(Extracted data entries)
————

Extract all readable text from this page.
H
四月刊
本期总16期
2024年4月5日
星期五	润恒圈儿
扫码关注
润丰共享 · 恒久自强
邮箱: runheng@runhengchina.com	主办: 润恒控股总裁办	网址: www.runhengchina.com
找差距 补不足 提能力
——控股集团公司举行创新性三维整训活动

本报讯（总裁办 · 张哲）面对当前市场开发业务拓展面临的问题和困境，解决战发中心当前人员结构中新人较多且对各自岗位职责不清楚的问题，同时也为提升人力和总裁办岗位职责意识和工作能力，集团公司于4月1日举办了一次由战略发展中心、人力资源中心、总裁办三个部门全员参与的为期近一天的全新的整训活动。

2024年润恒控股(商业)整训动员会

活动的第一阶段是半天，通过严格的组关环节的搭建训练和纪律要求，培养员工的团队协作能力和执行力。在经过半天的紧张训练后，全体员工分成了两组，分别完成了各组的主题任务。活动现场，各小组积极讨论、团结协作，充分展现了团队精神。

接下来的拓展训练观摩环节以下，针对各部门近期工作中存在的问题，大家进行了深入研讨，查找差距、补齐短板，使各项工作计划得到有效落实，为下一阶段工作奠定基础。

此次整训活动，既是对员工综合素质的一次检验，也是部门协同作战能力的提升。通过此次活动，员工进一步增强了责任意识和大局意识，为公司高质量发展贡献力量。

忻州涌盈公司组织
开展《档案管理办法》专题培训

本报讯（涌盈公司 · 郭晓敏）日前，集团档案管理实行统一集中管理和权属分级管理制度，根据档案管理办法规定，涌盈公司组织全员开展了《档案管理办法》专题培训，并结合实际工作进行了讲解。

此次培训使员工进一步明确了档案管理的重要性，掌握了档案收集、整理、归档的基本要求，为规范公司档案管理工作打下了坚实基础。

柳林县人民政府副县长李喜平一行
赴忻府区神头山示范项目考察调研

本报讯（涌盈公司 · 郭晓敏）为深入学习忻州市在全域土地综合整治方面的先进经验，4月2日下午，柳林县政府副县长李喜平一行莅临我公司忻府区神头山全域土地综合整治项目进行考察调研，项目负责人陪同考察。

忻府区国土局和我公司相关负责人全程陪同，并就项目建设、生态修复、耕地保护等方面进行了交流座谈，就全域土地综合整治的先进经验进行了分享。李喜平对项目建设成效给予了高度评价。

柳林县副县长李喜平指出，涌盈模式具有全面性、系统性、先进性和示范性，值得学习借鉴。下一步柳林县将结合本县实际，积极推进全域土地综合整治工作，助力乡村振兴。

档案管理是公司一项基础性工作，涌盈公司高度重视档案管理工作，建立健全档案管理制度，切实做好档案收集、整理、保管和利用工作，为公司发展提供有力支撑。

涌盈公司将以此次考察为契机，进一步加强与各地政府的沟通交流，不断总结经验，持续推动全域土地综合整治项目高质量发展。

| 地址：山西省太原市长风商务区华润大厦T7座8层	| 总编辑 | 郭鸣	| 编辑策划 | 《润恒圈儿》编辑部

————

__WORK TO COMPLETE__
Collect each line containing the string "专题培训".

__ANSWER FOR THE TASK__
开展《档案管理办法》专题培训
本报讯（涌盈公司 · 郭晓敏）日前，集团档案管理实行统一集中管理和权属分级管理制度，根据档案管理办法规定，涌盈公司组织全员开展了《档案管理办法》专题培训，并结合实际工作进行了讲解。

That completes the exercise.